Could you reproduce, word for word, the section of the FAQ on unlawful labour supply that begins with the words containing "The day rate isn't" and ends with "the freelancer's name?"?

Supplied passage —
+++
These references must be analysed according to the actual facts of each relationship.
Disclaimer This article is general information for decision-makers at IT services firms. It does not constitute personalised legal, tax or social advice. Concrete situations must be checked with your usual advisers, notably in the case of a long mission, presence in France, a complex subcontracting chain or doubt about the freelancer's tax residence.
FAQ
What is unlawful labour supply?
Unlawful labour supply targets a for-profit operation whose main object is to supply labour, outside the authorised legal framework. In a B2B relationship, the risk appears when the contract doesn't concern a genuine autonomous service, but only the availability of a person.
What's the difference between unlawful labour supply and unlawful labour lending?
Unlawful labour supply concerns the supply of labour for profit outside an authorised framework. Unlawful labour lending adds a dimension of harm to the worker or circumvention of legal or collective-agreement rules. The two risks are close and must be handled together in a subcontracting relationship.
Can an IT services firm work with a non-EU freelancer?
Yes, if the relationship is correctly structured. The freelancer must genuinely work from abroad, the service must be documented, the contractual and tax flows must be consistent, and the mission must not be organised as a relationship of subordination.
Does the day rate create a risk of unlawful labour supply?
The day rate isn't a problem in itself. The risk appears when the day rate is the only framing element and the mission has neither a clear scope, nor deliverables, nor service responsibility.
How do you reduce the risk of unlawful labour lending?
You must avoid a relationship that looks like a mere supply of personnel. The mission must be framed as a provision of services, with deliverables, validation, supplier responsibility, contractual documentation and compliance with the applicable social-security and tax rules.
Is StelarWork the freelancer's employer?
No. StelarWork is not the freelancer's employer. There is no employment contract, no salary and no relationship of employee subordination. StelarWork acts as a French company contracting in its own name with the firm and with the freelancer.
Does StelarWork sign in the freelancer's name?
+++
Material provided —
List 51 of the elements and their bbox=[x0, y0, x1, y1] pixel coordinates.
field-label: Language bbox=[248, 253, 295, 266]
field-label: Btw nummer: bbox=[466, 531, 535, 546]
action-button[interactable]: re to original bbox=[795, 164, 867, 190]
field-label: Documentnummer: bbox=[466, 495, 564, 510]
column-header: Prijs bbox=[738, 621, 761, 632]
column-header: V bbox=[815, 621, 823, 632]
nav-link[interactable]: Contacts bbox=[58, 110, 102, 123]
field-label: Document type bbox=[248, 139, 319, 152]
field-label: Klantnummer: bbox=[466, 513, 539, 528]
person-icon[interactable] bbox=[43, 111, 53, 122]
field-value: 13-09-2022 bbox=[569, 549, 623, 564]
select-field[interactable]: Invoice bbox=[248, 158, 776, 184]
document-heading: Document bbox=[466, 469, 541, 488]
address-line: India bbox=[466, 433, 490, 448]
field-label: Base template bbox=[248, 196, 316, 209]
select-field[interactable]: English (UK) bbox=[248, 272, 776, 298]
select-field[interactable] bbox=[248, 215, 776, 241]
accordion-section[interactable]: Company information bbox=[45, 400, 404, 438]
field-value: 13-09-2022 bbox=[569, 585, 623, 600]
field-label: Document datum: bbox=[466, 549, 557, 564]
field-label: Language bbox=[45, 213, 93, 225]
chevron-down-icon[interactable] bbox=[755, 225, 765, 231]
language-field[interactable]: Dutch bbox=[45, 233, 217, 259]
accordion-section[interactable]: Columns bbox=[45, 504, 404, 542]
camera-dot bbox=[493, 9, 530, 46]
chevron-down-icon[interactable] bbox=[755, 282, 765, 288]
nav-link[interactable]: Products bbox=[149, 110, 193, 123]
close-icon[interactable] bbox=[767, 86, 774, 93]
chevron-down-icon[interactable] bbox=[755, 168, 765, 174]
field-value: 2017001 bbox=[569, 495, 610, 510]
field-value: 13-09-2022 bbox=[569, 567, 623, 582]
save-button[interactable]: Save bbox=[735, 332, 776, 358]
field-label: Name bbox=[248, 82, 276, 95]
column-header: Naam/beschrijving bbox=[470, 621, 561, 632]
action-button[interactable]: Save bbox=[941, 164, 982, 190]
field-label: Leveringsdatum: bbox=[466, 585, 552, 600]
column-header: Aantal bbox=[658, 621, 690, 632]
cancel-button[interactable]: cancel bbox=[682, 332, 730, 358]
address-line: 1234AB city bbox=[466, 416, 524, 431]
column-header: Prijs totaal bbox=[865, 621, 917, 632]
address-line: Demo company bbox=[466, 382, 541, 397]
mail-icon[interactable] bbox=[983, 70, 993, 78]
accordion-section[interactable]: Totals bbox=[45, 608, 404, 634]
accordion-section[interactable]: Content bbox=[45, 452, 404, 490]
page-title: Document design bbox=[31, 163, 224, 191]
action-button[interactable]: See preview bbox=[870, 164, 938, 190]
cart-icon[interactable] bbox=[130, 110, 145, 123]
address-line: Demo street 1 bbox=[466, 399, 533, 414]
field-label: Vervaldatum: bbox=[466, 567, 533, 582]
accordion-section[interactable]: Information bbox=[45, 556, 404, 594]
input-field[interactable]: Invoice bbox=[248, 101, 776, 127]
+++
Answer space —
The day rate isn't a problem in itself. The risk appears when the day rate is the only framing element and the mission has neither a clear scope, nor deliverables, nor service responsibility.
How do you reduce the risk of unlawful labour lending?
You must avoid a relationship that looks like a mere supply of personnel. The mission must be framed as a provision of services, with deliverables, validation, supplier responsibility, contractual documentation and compliance with the applicable social-security and tax rules.
Is StelarWork the freelancer's employer?
No. StelarWork is not the freelancer's employer. There is no employment contract, no salary and no relationship of employee subordination. StelarWork acts as a French company contracting in its own name with the firm and with the freelancer.
Does StelarWork sign in the freelancer's name?